# Exercise directions
Read the listing and extract each line that includes the word "House".

______________________________

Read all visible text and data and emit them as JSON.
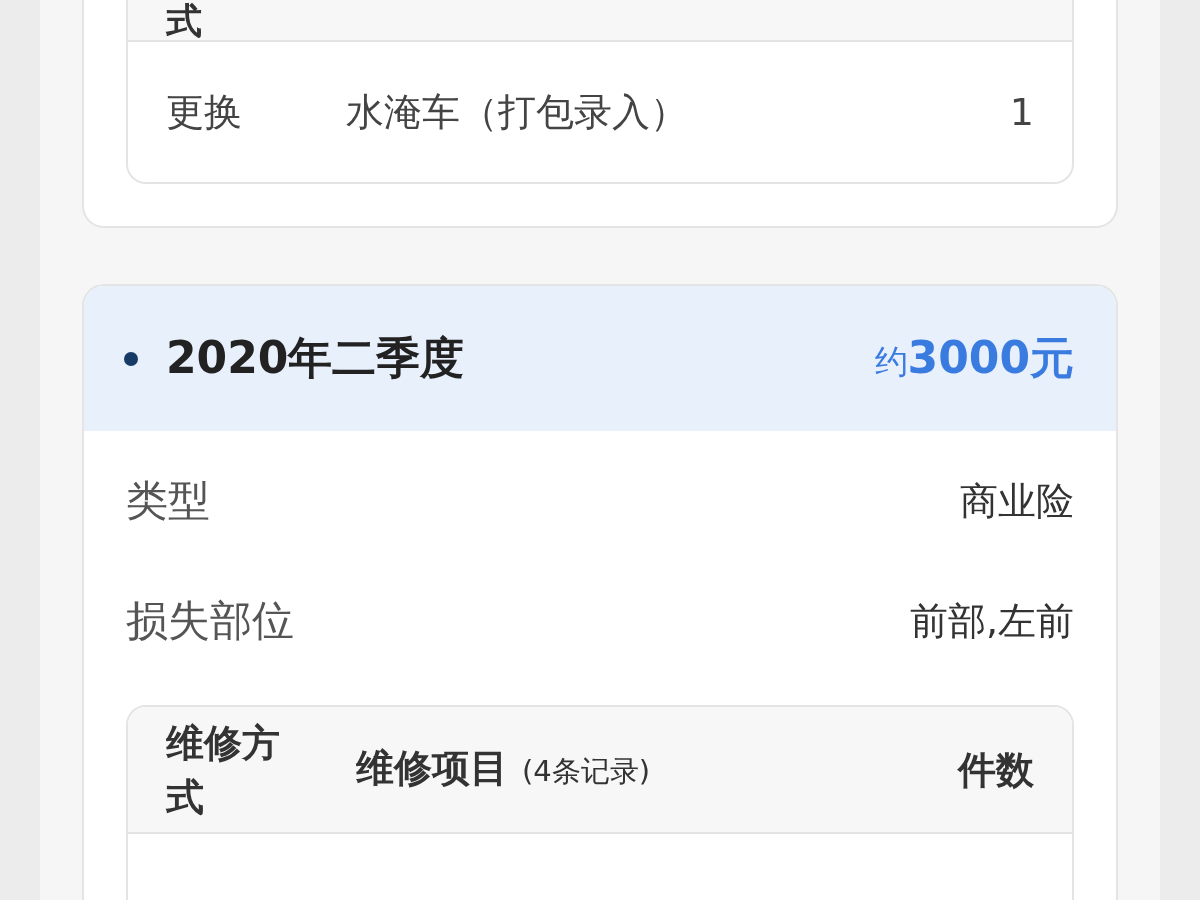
{
  "previous_record": {
    "table": {
      "header_tail": "式",
      "rows": [
        {
          "method": "更换",
          "item": "水淹车（打包录入）",
          "count": "1"
        }
      ]
    }
  },
  "record": {
    "title": "2020年二季度",
    "amount_prefix": "约",
    "amount": "3000元",
    "fields": [
      {
        "label": "类型",
        "value": "商业险"
      },
      {
        "label": "损失部位",
        "value": "前部,左前"
      }
    ],
    "table": {
      "columns": [
        "维修方式",
        "维修项目",
        "件数"
      ],
      "record_count": "(4条记录)"
    }
  }
}
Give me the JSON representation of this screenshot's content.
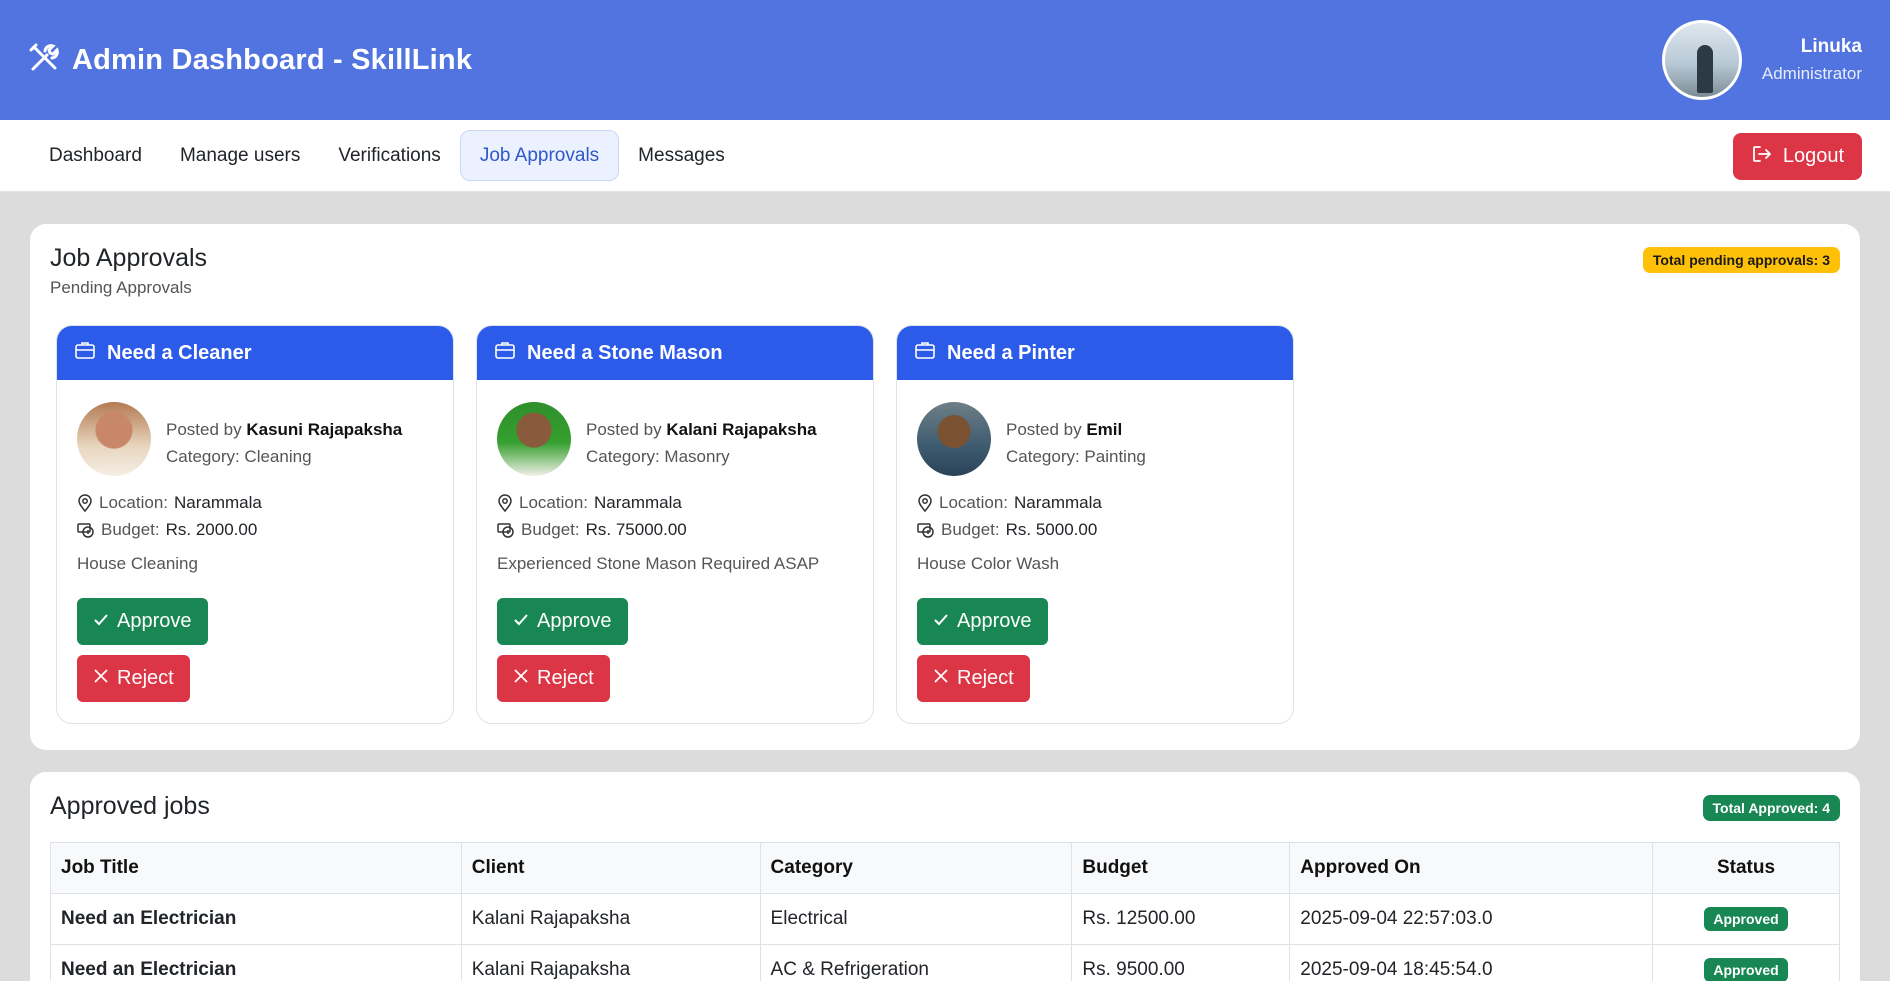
{
  "header": {
    "title": "Admin Dashboard - SkillLink",
    "logo_icon": "tools-icon",
    "user": {
      "name": "Linuka",
      "role": "Administrator"
    }
  },
  "nav": {
    "items": [
      {
        "label": "Dashboard"
      },
      {
        "label": "Manage users"
      },
      {
        "label": "Verifications"
      },
      {
        "label": "Job Approvals"
      },
      {
        "label": "Messages"
      }
    ],
    "active": "Job Approvals",
    "logout_label": "Logout"
  },
  "pending": {
    "title": "Job Approvals",
    "subtitle": "Pending Approvals",
    "badge": "Total pending approvals: 3",
    "cards": [
      {
        "title": "Need a Cleaner",
        "posted_prefix": "Posted by",
        "poster": "Kasuni Rajapaksha",
        "category": "Category: Cleaning",
        "location_label": "Location:",
        "location": "Narammala",
        "budget_label": "Budget:",
        "budget": "Rs. 2000.00",
        "description": "House Cleaning",
        "approve_label": "Approve",
        "reject_label": "Reject"
      },
      {
        "title": "Need a Stone Mason",
        "posted_prefix": "Posted by",
        "poster": "Kalani Rajapaksha",
        "category": "Category: Masonry",
        "location_label": "Location:",
        "location": "Narammala",
        "budget_label": "Budget:",
        "budget": "Rs. 75000.00",
        "description": "Experienced Stone Mason Required ASAP",
        "approve_label": "Approve",
        "reject_label": "Reject"
      },
      {
        "title": "Need a Pinter",
        "posted_prefix": "Posted by",
        "poster": "Emil",
        "category": "Category: Painting",
        "location_label": "Location:",
        "location": "Narammala",
        "budget_label": "Budget:",
        "budget": "Rs. 5000.00",
        "description": "House Color Wash",
        "approve_label": "Approve",
        "reject_label": "Reject"
      }
    ]
  },
  "approved": {
    "title": "Approved jobs",
    "badge": "Total Approved: 4",
    "columns": [
      "Job Title",
      "Client",
      "Category",
      "Budget",
      "Approved On",
      "Status"
    ],
    "rows": [
      [
        "Need an Electrician",
        "Kalani Rajapaksha",
        "Electrical",
        "Rs. 12500.00",
        "2025-09-04 22:57:03.0",
        "Approved"
      ],
      [
        "Need an Electrician",
        "Kalani Rajapaksha",
        "AC & Refrigeration",
        "Rs. 9500.00",
        "2025-09-04 18:45:54.0",
        "Approved"
      ]
    ]
  },
  "colors": {
    "header_bg": "#5174e0",
    "card_head": "#2c5bea",
    "approve": "#198754",
    "reject": "#dc3545",
    "warning_badge": "#ffc107"
  }
}
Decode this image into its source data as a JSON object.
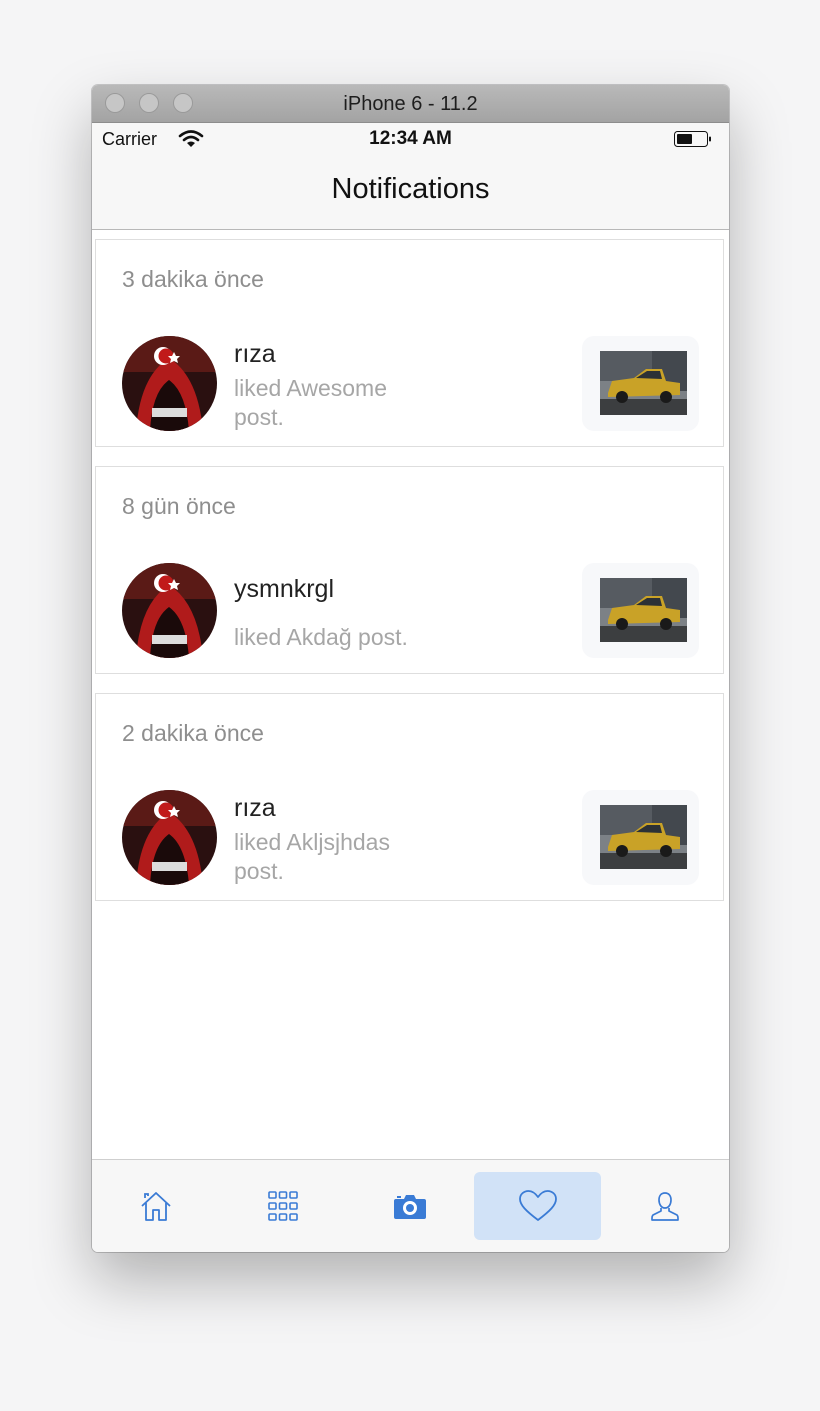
{
  "window": {
    "title": "iPhone 6 - 11.2"
  },
  "status_bar": {
    "carrier": "Carrier",
    "time": "12:34 AM"
  },
  "nav": {
    "title": "Notifications"
  },
  "notifications": [
    {
      "time_ago": "3 dakika önce",
      "username": "rıza",
      "message": "liked Awesome post."
    },
    {
      "time_ago": "8 gün önce",
      "username": "ysmnkrgl",
      "message": "liked Akdağ post."
    },
    {
      "time_ago": "2 dakika önce",
      "username": "rıza",
      "message": "liked Akljsjhdas post."
    }
  ],
  "tab_bar": {
    "tabs": [
      {
        "icon": "home-icon"
      },
      {
        "icon": "grid-icon"
      },
      {
        "icon": "camera-icon"
      },
      {
        "icon": "heart-icon",
        "selected": true
      },
      {
        "icon": "profile-icon"
      }
    ]
  },
  "colors": {
    "accent": "#3a7bd5",
    "selected_tab_bg": "#d1e2f7",
    "secondary_text": "#a6a6a6"
  }
}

______________________________

# Solved problem
        "description": "House Cleaning",
        "description": "House Color Wash",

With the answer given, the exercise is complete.